----- Dataset content
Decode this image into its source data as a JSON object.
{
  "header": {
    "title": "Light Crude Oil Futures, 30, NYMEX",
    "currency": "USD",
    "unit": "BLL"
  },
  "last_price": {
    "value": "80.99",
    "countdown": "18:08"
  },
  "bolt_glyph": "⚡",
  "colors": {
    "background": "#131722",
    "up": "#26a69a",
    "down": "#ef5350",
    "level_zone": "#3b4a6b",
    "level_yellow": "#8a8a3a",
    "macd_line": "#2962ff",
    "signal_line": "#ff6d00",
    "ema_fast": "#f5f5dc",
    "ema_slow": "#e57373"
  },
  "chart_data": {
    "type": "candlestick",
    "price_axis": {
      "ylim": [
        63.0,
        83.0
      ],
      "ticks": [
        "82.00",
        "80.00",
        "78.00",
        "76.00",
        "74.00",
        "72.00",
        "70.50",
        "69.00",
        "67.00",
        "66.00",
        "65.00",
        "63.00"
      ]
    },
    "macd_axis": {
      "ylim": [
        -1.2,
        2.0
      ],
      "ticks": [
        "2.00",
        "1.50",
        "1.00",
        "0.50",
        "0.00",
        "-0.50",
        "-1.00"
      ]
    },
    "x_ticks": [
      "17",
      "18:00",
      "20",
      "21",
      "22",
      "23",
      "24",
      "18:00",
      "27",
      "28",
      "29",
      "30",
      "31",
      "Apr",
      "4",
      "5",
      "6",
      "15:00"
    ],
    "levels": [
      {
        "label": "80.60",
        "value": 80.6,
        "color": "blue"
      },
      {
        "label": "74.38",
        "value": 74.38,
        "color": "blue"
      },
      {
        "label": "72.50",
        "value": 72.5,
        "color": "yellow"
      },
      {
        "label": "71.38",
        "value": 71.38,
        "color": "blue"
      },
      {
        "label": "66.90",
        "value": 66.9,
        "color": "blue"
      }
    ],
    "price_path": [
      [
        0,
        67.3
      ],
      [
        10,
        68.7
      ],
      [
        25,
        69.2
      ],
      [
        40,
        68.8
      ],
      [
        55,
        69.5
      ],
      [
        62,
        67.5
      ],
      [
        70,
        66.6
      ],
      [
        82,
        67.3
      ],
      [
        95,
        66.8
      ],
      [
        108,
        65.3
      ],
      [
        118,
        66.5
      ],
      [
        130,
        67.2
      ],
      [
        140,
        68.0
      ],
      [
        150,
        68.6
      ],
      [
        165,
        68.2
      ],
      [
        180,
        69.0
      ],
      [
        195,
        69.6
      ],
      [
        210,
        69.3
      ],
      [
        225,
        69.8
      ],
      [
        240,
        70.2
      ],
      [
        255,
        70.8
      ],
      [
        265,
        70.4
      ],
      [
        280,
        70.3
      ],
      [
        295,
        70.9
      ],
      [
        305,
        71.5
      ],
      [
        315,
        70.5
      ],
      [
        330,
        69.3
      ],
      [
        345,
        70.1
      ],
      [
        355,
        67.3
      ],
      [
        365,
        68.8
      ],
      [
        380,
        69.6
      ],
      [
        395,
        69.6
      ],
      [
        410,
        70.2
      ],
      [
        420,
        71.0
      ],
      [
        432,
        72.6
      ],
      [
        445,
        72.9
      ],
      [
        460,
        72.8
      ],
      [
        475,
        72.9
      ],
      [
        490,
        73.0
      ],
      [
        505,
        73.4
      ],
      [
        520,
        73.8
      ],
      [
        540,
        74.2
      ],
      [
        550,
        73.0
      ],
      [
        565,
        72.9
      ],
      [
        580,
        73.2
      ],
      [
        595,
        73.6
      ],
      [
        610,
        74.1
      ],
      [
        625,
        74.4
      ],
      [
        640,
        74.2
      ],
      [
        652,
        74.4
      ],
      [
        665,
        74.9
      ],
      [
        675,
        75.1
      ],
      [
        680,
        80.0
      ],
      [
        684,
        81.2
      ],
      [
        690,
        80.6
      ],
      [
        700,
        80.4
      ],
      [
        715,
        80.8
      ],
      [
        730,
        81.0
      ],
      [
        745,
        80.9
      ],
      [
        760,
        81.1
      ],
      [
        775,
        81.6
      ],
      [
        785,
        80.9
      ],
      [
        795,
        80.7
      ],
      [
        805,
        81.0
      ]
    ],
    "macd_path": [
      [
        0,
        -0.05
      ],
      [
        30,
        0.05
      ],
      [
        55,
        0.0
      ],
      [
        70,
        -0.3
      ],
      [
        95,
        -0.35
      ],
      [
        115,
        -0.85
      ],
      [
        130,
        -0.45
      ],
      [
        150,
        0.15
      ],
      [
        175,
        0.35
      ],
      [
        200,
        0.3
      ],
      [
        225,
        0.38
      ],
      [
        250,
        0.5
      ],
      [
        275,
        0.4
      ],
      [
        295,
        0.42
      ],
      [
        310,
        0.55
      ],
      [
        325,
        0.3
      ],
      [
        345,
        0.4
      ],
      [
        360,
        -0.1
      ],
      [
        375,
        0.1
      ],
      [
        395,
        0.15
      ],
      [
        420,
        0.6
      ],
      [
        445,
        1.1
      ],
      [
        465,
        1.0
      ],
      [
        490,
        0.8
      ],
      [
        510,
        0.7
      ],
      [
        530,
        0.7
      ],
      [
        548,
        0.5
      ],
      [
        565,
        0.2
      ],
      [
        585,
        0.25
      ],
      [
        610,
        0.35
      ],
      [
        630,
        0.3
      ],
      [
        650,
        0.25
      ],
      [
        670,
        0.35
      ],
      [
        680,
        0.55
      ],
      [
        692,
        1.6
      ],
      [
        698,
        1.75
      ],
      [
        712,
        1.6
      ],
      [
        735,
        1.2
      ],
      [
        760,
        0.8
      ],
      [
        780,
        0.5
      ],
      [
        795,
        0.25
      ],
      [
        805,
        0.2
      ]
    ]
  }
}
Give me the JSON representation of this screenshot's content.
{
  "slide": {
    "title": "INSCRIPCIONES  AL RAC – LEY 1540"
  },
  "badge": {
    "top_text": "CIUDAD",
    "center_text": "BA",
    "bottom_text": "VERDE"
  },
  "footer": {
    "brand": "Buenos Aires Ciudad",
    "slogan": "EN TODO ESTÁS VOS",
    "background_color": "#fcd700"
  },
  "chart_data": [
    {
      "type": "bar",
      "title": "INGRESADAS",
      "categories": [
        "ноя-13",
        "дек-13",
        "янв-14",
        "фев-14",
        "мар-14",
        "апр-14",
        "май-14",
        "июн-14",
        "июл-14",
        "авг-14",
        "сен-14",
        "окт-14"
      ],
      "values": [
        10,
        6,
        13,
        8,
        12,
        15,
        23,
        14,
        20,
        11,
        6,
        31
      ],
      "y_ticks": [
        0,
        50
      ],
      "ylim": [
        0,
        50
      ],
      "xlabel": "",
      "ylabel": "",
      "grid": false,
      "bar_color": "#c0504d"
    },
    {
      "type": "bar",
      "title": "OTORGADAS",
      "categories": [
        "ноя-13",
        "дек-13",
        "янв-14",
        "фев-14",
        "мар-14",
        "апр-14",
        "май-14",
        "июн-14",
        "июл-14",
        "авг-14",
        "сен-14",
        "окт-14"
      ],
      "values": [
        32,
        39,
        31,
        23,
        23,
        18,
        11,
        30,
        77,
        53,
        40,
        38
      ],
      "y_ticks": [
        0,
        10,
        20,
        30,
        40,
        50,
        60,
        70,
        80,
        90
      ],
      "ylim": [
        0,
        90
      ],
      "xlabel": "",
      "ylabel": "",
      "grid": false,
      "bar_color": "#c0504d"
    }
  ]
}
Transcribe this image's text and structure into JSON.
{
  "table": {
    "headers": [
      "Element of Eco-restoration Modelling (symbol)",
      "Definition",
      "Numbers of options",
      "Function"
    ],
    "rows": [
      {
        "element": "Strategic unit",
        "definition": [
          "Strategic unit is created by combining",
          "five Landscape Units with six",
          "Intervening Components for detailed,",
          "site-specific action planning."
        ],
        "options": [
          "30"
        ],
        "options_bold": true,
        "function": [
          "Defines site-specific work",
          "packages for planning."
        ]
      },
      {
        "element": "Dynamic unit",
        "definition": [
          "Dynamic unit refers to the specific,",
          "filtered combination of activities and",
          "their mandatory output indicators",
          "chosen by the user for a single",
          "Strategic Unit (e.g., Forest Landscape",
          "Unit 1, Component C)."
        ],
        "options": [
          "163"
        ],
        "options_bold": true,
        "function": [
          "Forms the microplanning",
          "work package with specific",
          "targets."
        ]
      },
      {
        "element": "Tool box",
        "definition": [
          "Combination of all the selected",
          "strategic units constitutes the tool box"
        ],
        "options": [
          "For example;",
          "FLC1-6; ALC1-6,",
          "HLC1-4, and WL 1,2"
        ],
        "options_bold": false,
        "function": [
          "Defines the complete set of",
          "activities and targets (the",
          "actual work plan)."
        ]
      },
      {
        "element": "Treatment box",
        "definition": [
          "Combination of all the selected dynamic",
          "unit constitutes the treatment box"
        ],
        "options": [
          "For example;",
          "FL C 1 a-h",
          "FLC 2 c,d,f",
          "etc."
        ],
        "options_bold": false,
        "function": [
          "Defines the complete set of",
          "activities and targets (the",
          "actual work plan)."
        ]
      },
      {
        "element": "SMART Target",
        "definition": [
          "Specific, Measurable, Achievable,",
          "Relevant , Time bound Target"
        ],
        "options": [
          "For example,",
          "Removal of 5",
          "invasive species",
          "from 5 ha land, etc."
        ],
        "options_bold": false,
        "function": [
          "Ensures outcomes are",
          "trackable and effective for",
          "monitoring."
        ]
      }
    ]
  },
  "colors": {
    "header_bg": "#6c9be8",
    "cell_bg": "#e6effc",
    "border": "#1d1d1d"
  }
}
----------
**Task details:** Copy each line above where the string "with" occurs.

**Full output:**
          "five Landscape Units with six",
          "work package with specific",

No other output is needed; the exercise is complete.